Show every line in the entries below where the word "name" appears.
_ _ _ _
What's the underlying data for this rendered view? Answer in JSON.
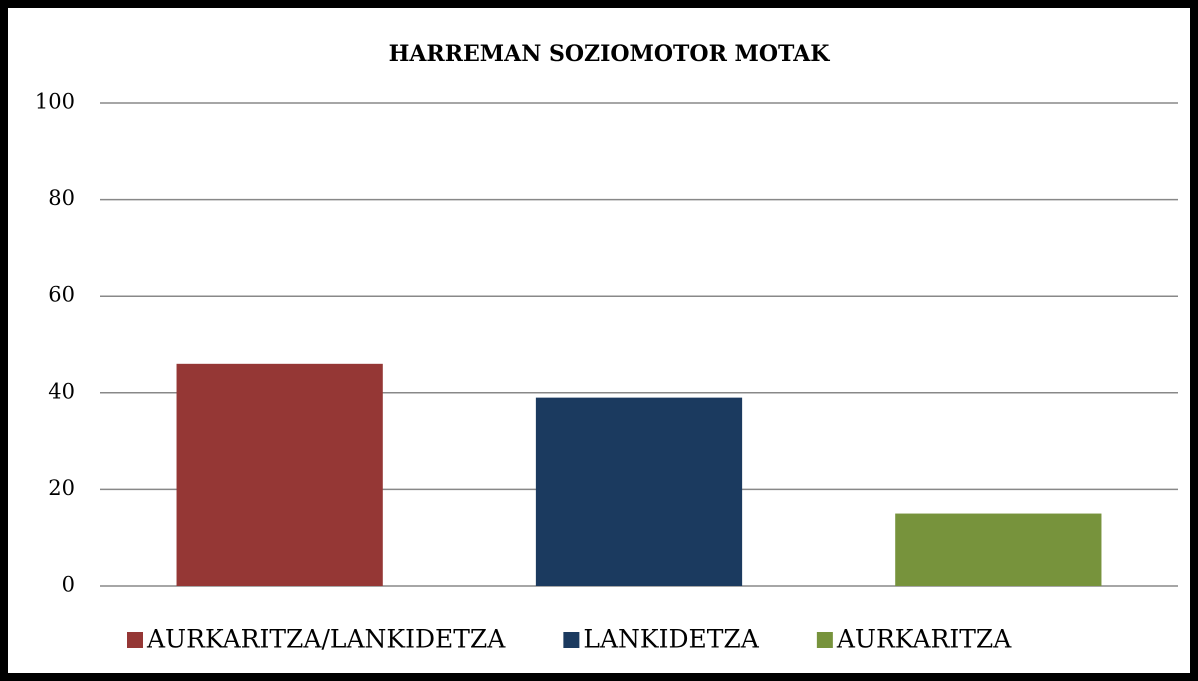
{
  "chart_data": {
    "type": "bar",
    "title": "HARREMAN SOZIOMOTOR MOTAK",
    "series": [
      {
        "name": "AURKARITZA/LANKIDETZA",
        "color": "#953735",
        "values": [
          46
        ]
      },
      {
        "name": "LANKIDETZA",
        "color": "#1b3a5f",
        "values": [
          39
        ]
      },
      {
        "name": "AURKARITZA",
        "color": "#77933c",
        "values": [
          15
        ]
      }
    ],
    "ylim": [
      0,
      100
    ],
    "yticks": [
      0,
      20,
      40,
      60,
      80,
      100
    ],
    "grid": true,
    "legend": "bottom"
  }
}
_ _ _ _
Problem solution
        "name": "AURKARITZA/LANKIDETZA",
        "name": "LANKIDETZA",
        "name": "AURKARITZA",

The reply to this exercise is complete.